[[ Text excerpt, beginning ]]

Their accents reflect their origins: Sudan, Somalia, Tennessee, New York City, Maine, and so on. With a concrete floor and cinderblock walls, acoustics are terrible. My hearing aides don’t help and I have to struggle to understand them. None claim to be jailed unjustly; they own whatever they did. I tell them I’m a retired history teacher and not a Bible scholar, and I’m learning along with them. Some know scripture better than I do, and most of those are black and raised in the south.
If they brought a Bible I’ll ask what they’ve been reading lately. Often it’s Proverbs in the Old Testament or the Book of James in the New. Sometimes it’s the Book of Job or Psalms. Whatever they tell about may morph into the lesson of the day. Others come in with zero knowledge and little conception of what the Bible might contain beyond a vague idea that it would probably be good for them. Occasionally someone will say they came in because there’s not much else to do in jail and I tell them they’re all welcome. I’m never sure who is going to walk through the door. Thats a challenge when preparing a lesson, but I always have something with which to begin. After that it goes wherever it goes.

[[ Text excerpt, end ]]
[[ Recorded information, beginning ]]

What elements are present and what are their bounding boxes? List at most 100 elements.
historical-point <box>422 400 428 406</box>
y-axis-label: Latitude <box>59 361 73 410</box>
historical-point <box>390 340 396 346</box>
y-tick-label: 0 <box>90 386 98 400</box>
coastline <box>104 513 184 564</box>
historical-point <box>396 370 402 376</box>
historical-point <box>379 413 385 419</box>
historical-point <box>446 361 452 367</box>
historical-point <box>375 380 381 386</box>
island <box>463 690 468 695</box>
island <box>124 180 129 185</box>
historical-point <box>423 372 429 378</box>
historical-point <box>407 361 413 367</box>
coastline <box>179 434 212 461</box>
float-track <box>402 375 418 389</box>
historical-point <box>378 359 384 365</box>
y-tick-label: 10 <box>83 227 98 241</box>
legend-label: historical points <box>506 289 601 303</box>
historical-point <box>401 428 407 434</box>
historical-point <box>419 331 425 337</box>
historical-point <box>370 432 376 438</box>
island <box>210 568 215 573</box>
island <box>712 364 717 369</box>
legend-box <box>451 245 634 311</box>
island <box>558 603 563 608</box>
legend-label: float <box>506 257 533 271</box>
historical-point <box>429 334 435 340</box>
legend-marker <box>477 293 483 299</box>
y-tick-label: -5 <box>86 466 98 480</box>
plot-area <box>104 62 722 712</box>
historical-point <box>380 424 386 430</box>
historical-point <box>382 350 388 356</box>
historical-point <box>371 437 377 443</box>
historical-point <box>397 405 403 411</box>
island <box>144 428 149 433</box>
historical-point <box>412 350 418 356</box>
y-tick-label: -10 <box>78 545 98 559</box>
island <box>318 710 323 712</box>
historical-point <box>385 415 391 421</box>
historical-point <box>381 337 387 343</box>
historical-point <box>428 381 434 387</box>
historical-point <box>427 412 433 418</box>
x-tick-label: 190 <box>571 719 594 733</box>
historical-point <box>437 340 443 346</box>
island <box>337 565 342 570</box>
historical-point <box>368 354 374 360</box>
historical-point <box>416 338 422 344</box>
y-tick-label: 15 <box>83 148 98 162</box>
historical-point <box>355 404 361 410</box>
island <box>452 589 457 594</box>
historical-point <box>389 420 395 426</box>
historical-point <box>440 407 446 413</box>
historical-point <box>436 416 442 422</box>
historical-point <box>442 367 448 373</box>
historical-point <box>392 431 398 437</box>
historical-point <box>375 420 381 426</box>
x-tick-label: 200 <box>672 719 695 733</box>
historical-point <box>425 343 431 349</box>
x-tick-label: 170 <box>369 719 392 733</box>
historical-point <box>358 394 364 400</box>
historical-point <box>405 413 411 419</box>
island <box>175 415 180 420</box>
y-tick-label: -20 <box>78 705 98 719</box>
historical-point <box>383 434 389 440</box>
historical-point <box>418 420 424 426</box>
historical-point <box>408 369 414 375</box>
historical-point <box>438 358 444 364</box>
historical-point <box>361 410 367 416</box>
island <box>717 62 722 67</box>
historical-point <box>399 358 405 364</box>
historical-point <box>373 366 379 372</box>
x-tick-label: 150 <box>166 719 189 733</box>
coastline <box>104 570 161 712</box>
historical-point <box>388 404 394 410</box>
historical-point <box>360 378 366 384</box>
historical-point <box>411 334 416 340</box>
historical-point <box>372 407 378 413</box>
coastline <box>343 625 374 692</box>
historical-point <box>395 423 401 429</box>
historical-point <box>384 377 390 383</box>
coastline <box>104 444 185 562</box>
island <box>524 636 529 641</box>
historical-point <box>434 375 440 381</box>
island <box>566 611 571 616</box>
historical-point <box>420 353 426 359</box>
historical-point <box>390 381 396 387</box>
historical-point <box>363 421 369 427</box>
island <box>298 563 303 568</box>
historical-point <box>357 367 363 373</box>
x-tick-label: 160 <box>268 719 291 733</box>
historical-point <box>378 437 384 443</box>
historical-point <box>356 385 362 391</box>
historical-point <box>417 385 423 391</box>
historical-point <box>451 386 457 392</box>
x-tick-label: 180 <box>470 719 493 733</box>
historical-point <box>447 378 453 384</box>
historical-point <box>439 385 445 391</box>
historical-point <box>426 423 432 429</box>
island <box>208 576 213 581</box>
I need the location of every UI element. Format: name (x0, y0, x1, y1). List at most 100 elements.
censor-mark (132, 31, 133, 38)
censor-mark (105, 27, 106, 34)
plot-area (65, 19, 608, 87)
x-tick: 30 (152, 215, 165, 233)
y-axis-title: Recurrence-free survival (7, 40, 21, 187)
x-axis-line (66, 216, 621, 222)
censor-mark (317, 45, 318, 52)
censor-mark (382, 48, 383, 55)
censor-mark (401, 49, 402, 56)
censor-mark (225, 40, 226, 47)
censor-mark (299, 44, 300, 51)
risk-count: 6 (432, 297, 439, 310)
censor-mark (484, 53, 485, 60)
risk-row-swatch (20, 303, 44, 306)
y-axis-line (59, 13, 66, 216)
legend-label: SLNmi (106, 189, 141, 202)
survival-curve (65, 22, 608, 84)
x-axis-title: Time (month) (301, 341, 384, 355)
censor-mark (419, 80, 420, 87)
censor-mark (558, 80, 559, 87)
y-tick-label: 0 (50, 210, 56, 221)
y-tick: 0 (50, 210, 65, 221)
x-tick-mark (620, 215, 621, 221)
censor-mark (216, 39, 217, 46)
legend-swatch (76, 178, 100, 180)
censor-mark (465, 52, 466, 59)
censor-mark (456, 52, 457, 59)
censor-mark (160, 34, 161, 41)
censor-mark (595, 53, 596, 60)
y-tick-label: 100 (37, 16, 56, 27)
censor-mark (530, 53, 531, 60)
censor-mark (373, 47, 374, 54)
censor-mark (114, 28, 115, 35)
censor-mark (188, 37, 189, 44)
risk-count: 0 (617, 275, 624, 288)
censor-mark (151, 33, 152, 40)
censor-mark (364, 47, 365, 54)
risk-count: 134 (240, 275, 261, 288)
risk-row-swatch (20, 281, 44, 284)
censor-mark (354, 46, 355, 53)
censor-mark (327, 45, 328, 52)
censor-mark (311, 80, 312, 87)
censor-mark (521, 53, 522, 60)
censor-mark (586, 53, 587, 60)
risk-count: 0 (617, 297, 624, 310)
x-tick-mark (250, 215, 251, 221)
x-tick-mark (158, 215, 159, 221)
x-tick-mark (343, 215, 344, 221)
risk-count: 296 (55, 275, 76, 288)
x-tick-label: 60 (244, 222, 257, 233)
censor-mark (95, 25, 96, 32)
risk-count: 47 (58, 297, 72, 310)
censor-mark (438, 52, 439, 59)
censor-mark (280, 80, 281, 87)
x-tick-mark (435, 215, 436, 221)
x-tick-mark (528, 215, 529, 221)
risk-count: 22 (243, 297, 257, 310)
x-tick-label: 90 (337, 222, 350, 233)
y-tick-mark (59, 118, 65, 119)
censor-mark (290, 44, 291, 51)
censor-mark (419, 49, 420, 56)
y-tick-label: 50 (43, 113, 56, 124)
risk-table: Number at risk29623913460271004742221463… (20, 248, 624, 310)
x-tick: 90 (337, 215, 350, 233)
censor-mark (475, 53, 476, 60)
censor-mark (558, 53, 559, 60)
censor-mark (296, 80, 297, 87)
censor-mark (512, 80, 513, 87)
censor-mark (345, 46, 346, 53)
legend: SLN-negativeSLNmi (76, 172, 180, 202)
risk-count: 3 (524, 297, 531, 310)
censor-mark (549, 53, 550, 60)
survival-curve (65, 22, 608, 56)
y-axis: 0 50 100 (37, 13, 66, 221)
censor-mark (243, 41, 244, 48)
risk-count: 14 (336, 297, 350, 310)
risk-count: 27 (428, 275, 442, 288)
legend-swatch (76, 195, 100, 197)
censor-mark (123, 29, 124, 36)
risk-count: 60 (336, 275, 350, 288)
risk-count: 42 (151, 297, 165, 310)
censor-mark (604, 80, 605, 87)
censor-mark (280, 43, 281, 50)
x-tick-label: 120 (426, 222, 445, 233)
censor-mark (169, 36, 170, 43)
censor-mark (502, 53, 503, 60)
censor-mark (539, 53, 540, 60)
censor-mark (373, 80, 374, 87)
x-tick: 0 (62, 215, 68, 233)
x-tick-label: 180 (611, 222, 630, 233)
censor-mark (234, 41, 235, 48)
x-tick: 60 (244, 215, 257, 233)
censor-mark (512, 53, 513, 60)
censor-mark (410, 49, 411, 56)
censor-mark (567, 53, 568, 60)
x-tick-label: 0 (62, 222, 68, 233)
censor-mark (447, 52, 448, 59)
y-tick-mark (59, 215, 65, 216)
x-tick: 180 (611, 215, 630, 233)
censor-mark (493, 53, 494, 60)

[[ Recorded information, end ]]

* [Problem set]:
a - For each statement, say yes or no according to the jail Bible class passage, and quote the words that decide it. (i) The narrator is a retired history teacher. (ii) Some of the men claim they were jailed unjustly. (iii) The room where the class meets has good acoustics.
b - Answer from the jail Bible class passage.
(i) What are the floor and the walls of the room made of?
(ii) Which two books do the men who bring a Bible often say they have been reading?
(iii) What reason do some men occasionally give for coming to the class?
c - Write the next part of the jail Bible class passage, picking up right after its final sentence.
The listing has no connection to the jail Bible class passage.

* [Results of the tasks]:
a -
(i) Yes: "I’m a retired history teacher and not a Bible scholar"
(ii) No: "None claim to be jailed unjustly"
(iii) No: "acoustics are terrible"

b -
(i) The floor is concrete, and the walls are cinderblock.
(ii) Proverbs in the Old Testament and the Book of James in the New Testament.
(iii) There's not much else to do in jail.

c -
Frequently one will say he’s going to be released soon and he’s scared. He’s afraid he won’t be able to control himself and he’ll go back to drinking or using drugs. He’ll disappoint his wife, his kids, his parents, or whomever, and he’ll end up back in there again. Others will nod as he talks because they too have done that over and over and a profound sadness permeates the room. As such times I search for something that will offer hope. Usually it’s Paul’s 2nd letter to the Corinthians in which he says: “…[God] said to me, ‘My grace is sufficient for you, for my power is made perfect in weakness.’ Therefore I will boast all the more gladly of my weaknesses, so that the power of Christ may rest upon me.”
Reverend Jeff McIlwain, Chaplain CCJ |
Never sure what’s going to help and what isn’t, I go back in each week to see where it will go, remembering Matthew 18:20: “Wherever two or more of you are gathered in my name, I am there with them.” After the hour is up we re-stack the chairs. They thank me and we shake hands. I assure them that I get more by being there than I give.
And I do.
3 comments:
God bless you Tom. A scripture immediately come to mind. Matthew 25:35-40
35 For I was an hungred, and ye gave me meat: I was thirsty, and ye gave me drink: I was a stranger, and ye took me in:
36 Naked, and ye clothed me: I was sick, and ye visited me: I was in prison, and ye came unto me.
37 Then shall the righteous answer him, saying, Lord, when saw we thee an hungred, and fed thee? or thirsty, and gave thee drink?
38 When saw we thee a stranger, and took thee in? or naked, and clothed thee?
39 Or when saw we thee sick, or in prison, and came unto thee?
40 And the King shall answer and say unto them, Verily I say unto you, Inasmuch as ye have done it unto one of the least of these my brethren, ye have done it unto me.
But what kind of brew-ha-ha did you have to go through with "officials" to be granted permission to even enter the jail, and provide this service?
With Alcohol (and other) recovery volunteer folks it seemed unreasonably fussy.
As it turns out, I now see exactly why.
Just keep hammerin' Tom.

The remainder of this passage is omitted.